TASK
Say how many lines hold the string "your"; please write nothing but the number.
++++
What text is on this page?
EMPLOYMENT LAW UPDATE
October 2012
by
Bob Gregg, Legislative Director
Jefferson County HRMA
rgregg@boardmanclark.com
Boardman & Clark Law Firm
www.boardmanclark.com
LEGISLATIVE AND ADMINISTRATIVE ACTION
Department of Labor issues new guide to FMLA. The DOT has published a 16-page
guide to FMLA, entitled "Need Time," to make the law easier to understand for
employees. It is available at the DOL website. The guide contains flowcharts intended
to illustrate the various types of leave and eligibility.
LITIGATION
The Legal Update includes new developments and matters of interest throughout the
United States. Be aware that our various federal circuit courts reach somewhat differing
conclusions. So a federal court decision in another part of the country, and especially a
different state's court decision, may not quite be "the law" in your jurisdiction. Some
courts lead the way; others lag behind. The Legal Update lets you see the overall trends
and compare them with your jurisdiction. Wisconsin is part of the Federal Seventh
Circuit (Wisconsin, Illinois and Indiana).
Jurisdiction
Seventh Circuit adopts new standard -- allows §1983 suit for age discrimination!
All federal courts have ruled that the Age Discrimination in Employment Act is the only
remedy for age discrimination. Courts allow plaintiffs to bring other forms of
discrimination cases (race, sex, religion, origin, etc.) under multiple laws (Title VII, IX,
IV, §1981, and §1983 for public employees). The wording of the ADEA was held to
++++
FINISHED TASK
2